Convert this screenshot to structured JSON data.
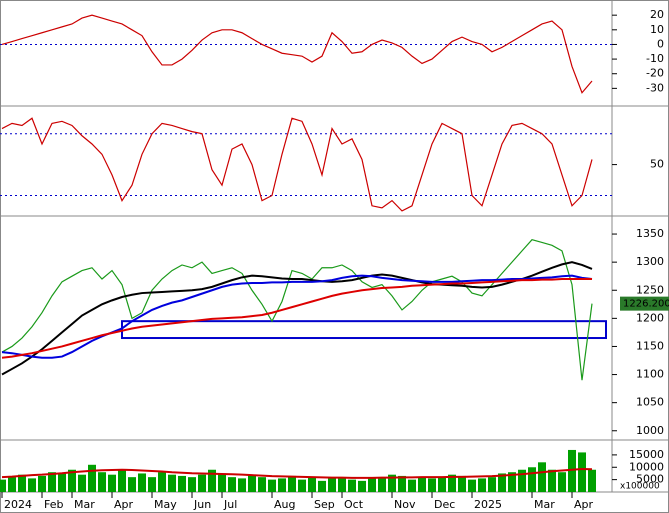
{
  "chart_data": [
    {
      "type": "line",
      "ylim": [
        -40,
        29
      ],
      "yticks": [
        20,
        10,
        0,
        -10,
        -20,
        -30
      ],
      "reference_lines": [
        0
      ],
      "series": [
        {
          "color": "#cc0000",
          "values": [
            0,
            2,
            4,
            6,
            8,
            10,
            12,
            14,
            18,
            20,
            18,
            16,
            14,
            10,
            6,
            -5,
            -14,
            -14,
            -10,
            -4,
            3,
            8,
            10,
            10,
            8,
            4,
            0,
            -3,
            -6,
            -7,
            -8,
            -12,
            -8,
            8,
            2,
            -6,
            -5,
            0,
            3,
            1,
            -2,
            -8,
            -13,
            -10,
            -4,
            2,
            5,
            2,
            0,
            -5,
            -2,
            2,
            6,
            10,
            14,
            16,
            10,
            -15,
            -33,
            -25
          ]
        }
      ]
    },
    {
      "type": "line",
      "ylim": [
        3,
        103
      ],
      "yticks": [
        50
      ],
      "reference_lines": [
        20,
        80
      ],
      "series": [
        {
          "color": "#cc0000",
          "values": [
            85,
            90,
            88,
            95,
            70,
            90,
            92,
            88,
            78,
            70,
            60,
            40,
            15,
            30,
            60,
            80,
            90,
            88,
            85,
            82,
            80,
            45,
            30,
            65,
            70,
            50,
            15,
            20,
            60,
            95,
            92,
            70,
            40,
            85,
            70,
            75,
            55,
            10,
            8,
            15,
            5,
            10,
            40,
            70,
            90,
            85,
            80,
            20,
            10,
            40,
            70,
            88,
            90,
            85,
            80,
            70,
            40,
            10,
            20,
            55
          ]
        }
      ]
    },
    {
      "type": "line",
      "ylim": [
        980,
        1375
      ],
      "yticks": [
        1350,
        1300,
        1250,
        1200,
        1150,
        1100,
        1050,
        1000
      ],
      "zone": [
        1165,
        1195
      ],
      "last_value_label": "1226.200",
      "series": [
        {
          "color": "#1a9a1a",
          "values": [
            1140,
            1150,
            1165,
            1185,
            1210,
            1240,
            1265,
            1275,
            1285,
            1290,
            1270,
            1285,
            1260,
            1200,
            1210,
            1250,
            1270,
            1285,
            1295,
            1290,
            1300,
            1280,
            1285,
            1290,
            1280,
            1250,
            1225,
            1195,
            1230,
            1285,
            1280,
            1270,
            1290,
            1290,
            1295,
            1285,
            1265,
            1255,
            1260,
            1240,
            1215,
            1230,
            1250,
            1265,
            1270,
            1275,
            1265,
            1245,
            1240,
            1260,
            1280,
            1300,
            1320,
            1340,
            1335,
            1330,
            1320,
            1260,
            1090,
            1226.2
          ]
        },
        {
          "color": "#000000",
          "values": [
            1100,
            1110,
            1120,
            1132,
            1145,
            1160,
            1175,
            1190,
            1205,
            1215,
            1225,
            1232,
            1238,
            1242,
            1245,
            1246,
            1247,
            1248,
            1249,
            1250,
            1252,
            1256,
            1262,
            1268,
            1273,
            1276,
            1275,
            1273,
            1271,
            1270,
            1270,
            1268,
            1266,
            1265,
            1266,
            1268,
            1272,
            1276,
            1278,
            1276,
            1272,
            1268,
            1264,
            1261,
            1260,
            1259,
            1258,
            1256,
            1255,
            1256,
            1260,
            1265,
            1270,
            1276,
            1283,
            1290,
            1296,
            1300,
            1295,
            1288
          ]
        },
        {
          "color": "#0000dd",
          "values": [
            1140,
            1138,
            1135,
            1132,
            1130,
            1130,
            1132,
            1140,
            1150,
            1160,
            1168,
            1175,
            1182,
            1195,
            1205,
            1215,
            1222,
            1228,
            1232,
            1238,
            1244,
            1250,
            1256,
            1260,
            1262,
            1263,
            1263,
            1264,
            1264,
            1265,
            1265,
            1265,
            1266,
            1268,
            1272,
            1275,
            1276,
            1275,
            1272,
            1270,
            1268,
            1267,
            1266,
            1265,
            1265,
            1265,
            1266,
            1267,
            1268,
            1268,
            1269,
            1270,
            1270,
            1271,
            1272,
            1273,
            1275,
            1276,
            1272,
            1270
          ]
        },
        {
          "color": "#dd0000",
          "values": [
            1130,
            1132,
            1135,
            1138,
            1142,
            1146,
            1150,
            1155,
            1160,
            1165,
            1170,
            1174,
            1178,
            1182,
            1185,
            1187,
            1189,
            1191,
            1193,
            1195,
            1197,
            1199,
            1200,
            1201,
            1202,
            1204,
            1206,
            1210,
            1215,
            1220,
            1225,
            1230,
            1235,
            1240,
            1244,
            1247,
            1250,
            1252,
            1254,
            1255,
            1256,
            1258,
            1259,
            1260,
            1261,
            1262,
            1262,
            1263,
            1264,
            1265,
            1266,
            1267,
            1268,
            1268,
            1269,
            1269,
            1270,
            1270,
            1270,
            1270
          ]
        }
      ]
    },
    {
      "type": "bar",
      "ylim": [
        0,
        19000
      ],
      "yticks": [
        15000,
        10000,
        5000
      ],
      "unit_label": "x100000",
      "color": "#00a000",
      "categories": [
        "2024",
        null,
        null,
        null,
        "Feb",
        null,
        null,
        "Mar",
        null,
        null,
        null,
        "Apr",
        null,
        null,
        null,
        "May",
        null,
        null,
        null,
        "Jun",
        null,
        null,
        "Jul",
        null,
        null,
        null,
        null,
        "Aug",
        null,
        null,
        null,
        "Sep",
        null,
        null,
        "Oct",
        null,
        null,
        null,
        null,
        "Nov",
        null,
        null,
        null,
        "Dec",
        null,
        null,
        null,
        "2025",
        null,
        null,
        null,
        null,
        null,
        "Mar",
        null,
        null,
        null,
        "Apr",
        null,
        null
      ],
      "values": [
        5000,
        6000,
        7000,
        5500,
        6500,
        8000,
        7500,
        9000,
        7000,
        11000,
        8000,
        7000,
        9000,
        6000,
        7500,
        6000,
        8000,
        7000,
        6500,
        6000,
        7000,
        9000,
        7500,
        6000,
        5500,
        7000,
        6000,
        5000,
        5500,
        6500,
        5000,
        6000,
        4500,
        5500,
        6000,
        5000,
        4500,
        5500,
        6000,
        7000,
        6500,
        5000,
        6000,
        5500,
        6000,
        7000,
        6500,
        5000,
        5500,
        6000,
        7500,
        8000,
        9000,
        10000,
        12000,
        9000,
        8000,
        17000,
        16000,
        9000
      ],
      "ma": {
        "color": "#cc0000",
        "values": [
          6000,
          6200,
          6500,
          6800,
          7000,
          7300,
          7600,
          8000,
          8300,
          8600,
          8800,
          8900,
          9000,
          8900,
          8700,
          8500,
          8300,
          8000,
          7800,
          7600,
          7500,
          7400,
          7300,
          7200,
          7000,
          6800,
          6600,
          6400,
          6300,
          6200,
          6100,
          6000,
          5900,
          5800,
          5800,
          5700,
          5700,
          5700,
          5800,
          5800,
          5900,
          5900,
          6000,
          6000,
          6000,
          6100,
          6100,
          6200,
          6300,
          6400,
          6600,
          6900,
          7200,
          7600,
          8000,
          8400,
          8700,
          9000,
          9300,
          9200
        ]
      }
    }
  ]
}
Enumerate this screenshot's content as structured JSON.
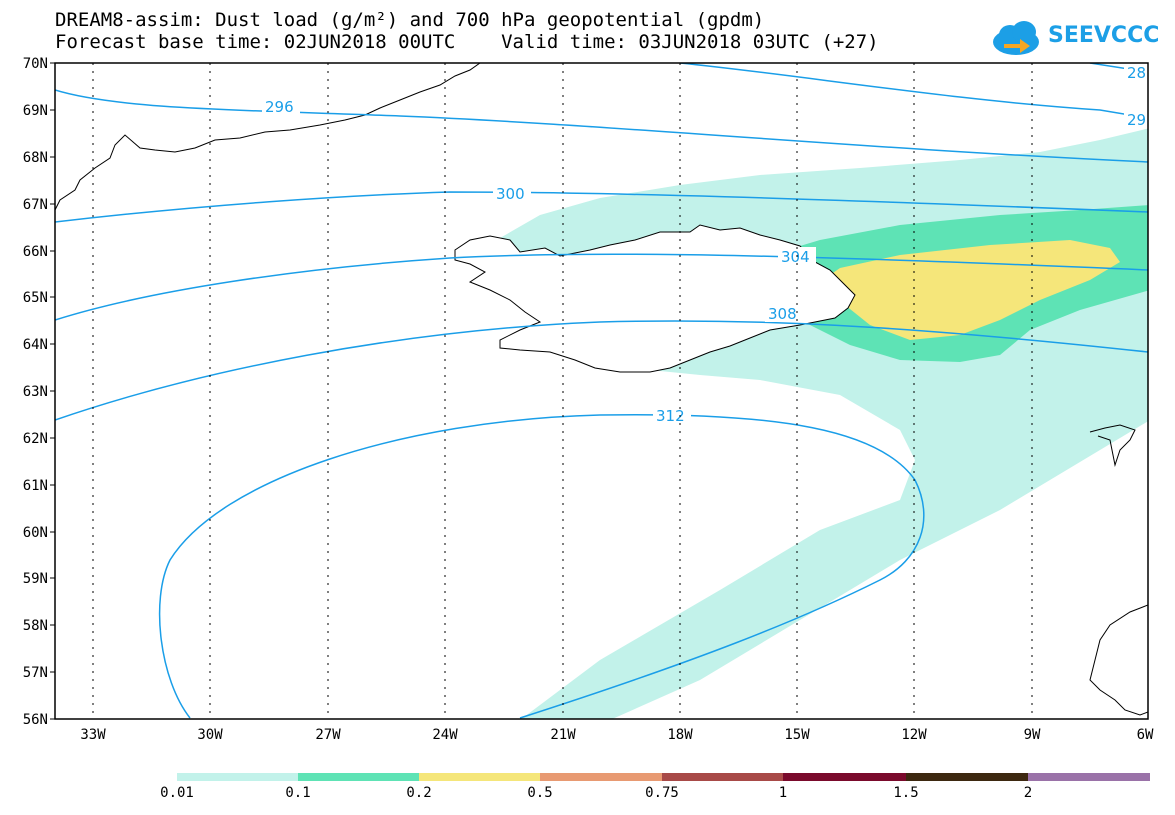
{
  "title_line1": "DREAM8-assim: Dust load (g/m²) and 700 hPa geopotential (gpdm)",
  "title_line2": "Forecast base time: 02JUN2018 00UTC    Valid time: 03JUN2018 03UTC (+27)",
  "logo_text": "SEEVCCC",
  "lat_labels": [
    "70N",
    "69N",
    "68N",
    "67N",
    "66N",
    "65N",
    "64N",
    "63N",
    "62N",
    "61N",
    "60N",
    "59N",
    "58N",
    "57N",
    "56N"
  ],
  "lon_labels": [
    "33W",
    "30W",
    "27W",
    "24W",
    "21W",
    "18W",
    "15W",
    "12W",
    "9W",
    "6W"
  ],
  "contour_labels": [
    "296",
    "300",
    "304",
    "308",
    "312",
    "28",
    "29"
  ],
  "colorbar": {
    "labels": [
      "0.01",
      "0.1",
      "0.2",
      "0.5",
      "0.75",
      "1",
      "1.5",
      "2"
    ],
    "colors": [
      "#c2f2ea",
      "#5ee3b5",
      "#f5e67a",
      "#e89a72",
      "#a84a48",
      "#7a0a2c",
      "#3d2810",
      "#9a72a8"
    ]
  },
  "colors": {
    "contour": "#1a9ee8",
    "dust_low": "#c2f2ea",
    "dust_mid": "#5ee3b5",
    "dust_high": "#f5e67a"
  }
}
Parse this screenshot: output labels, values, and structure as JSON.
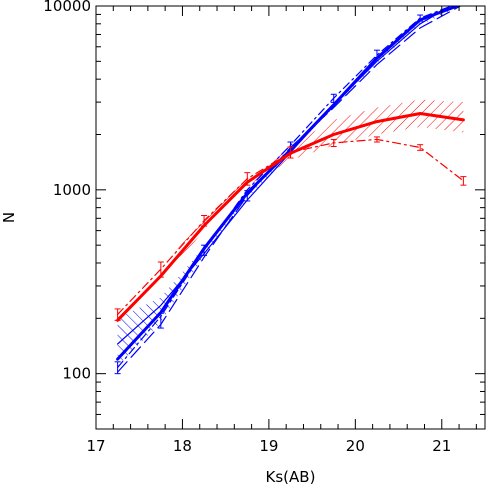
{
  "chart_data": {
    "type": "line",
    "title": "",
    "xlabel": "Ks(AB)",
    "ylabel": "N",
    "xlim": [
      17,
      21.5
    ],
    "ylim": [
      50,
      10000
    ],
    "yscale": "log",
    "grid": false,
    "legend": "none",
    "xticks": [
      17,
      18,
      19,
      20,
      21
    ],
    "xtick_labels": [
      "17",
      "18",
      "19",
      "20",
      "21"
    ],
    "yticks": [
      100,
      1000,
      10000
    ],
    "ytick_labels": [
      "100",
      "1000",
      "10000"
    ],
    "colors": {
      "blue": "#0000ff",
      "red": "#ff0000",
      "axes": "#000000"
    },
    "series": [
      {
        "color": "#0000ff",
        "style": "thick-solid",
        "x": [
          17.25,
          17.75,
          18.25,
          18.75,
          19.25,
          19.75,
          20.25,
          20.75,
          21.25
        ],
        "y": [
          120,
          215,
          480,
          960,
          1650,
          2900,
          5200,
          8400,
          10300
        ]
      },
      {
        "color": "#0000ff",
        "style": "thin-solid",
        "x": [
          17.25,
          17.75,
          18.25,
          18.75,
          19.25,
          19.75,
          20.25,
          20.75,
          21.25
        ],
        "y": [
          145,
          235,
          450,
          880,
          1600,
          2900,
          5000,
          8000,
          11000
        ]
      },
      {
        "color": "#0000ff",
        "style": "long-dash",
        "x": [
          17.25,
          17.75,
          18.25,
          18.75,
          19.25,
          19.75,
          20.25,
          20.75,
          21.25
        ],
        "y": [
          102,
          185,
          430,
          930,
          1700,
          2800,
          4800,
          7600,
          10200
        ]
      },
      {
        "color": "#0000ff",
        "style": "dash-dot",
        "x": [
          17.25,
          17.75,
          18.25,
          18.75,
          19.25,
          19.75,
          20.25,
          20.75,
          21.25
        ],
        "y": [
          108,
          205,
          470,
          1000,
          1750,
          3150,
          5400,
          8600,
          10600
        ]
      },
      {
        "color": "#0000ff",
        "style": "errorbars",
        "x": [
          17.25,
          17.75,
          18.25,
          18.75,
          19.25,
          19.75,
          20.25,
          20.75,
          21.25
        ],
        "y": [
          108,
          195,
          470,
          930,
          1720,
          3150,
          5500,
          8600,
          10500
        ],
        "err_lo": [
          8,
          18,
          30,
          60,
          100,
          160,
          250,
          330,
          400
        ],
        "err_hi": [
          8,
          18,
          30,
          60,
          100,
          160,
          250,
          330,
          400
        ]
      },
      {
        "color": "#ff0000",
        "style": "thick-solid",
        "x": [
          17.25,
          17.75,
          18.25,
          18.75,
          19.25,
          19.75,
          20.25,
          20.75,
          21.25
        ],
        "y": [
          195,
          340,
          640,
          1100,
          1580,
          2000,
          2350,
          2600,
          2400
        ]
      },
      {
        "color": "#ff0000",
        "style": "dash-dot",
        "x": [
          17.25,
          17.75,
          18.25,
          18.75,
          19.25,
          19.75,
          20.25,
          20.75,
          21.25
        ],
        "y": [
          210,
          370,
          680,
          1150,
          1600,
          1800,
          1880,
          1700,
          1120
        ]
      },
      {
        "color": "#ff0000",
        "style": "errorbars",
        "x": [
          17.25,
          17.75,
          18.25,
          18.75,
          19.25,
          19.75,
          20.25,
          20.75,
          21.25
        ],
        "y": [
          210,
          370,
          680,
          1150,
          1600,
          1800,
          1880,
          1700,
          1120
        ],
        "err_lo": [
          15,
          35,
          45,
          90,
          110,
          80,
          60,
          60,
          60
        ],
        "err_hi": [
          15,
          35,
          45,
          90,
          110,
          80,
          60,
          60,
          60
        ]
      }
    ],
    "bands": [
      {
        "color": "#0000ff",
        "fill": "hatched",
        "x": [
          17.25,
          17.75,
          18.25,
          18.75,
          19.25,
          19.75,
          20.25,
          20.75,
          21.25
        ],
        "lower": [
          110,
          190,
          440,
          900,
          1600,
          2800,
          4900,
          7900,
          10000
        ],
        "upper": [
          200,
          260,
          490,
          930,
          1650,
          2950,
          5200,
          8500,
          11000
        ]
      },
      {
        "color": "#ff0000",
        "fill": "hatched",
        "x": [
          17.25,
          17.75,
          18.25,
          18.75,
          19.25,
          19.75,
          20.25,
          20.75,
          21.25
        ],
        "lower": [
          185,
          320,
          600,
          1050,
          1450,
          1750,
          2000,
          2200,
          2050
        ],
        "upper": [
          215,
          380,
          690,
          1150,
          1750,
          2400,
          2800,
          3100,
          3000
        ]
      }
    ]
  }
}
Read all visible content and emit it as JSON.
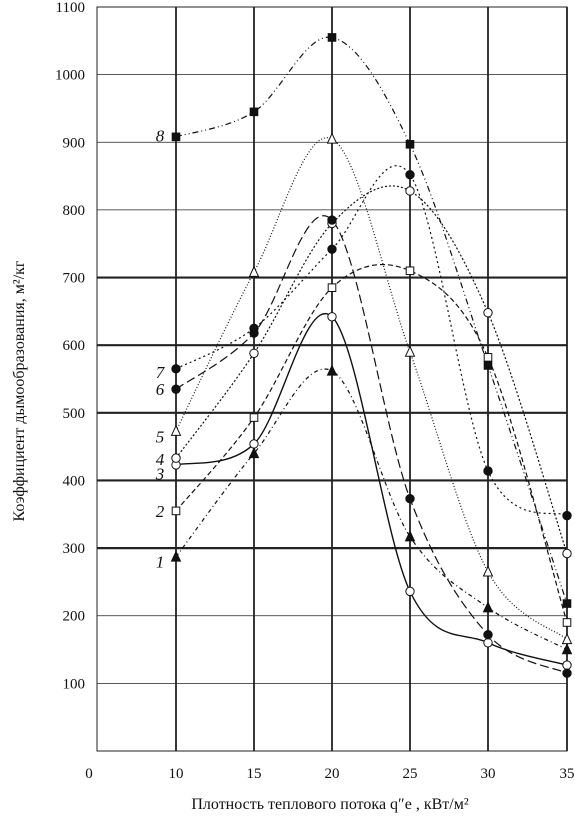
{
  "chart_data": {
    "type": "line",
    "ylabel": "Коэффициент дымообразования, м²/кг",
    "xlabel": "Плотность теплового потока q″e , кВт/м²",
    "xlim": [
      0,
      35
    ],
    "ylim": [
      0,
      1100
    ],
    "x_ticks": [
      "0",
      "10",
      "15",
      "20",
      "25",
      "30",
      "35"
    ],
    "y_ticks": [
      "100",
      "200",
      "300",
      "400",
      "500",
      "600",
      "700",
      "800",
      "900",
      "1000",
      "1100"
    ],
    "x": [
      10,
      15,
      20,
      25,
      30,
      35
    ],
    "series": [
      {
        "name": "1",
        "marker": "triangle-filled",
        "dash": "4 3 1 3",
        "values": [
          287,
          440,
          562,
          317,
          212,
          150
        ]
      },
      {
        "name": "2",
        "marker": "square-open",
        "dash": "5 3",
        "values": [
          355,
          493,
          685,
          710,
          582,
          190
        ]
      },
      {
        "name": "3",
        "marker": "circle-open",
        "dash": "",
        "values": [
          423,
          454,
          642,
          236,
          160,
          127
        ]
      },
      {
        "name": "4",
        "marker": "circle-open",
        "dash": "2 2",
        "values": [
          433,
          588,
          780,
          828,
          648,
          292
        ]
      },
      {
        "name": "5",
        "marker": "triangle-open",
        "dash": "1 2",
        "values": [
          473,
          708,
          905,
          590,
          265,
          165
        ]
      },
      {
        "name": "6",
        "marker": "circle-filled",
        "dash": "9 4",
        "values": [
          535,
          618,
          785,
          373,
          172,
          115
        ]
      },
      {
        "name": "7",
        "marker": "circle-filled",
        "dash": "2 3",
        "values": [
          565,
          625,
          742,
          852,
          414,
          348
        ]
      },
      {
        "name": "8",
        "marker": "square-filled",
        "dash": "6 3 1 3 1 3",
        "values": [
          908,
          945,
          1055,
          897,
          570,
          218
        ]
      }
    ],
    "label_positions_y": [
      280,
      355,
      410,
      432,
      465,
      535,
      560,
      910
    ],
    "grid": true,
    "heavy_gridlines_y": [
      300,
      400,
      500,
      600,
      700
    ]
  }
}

● **EXERCISE INSTRUCTIONS**: Using the listing, collect all lines in which the string "square" is found.

● **TASK ANSWER**:
        "marker": "square-open",
        "marker": "square-filled",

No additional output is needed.